**Requirement**: Would you write out the entries below, every one of them, exactly?

(Items listed in a dataset)
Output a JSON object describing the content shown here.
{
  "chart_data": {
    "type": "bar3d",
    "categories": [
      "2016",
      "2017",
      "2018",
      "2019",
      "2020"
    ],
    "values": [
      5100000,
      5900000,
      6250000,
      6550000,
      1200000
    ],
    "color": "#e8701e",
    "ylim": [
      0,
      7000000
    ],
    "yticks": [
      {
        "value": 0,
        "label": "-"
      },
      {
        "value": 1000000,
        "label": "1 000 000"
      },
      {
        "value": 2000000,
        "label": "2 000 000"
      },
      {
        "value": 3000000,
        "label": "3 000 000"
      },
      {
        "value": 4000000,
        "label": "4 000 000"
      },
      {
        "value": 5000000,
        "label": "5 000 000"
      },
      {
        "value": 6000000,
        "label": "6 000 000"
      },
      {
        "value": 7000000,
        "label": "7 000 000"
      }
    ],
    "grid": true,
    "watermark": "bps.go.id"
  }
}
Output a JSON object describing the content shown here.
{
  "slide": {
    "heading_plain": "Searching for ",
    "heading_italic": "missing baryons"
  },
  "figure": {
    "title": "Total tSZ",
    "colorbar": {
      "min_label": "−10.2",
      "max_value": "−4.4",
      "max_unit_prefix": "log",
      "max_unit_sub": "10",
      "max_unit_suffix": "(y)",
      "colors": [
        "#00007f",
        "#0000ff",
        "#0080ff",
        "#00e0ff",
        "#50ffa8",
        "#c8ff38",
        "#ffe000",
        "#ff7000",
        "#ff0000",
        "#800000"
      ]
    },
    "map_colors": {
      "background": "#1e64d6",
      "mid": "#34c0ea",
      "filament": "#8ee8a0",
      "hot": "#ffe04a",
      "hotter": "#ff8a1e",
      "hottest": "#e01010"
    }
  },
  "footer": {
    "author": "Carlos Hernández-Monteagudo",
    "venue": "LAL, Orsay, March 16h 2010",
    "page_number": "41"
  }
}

**Final result**:
Output a JSON object describing the content shown here.
{
  "chart_data": {
    "type": "bar3d",
    "categories": [
      "2016",
      "2017",
      "2018",
      "2019",
      "2020"
    ],
    "values": [
      5100000,
      5900000,
      6250000,
      6550000,
      1200000
    ],
    "color": "#e8701e",
    "ylim": [
      0,
      7000000
    ],
    "yticks": [
      {
        "value": 0,
        "label": "-"
      },
      {
        "value": 1000000,
        "label": "1 000 000"
      },
      {
        "value": 2000000,
        "label": "2 000 000"
      },
      {
        "value": 3000000,
        "label": "3 000 000"
      },
      {
        "value": 4000000,
        "label": "4 000 000"
      },
      {
        "value": 5000000,
        "label": "5 000 000"
      },
      {
        "value": 6000000,
        "label": "6 000 000"
      },
      {
        "value": 7000000,
        "label": "7 000 000"
      }
    ],
    "grid": true,
    "watermark": "bps.go.id"
  }
}
Output a JSON object describing the content shown here.
{
  "slide": {
    "heading_plain": "Searching for ",
    "heading_italic": "missing baryons"
  },
  "figure": {
    "title": "Total tSZ",
    "colorbar": {
      "min_label": "−10.2",
      "max_value": "−4.4",
      "max_unit_prefix": "log",
      "max_unit_sub": "10",
      "max_unit_suffix": "(y)",
      "colors": [
        "#00007f",
        "#0000ff",
        "#0080ff",
        "#00e0ff",
        "#50ffa8",
        "#c8ff38",
        "#ffe000",
        "#ff7000",
        "#ff0000",
        "#800000"
      ]
    },
    "map_colors": {
      "background": "#1e64d6",
      "mid": "#34c0ea",
      "filament": "#8ee8a0",
      "hot": "#ffe04a",
      "hotter": "#ff8a1e",
      "hottest": "#e01010"
    }
  },
  "footer": {
    "author": "Carlos Hernández-Monteagudo",
    "venue": "LAL, Orsay, March 16h 2010",
    "page_number": "41"
  }
}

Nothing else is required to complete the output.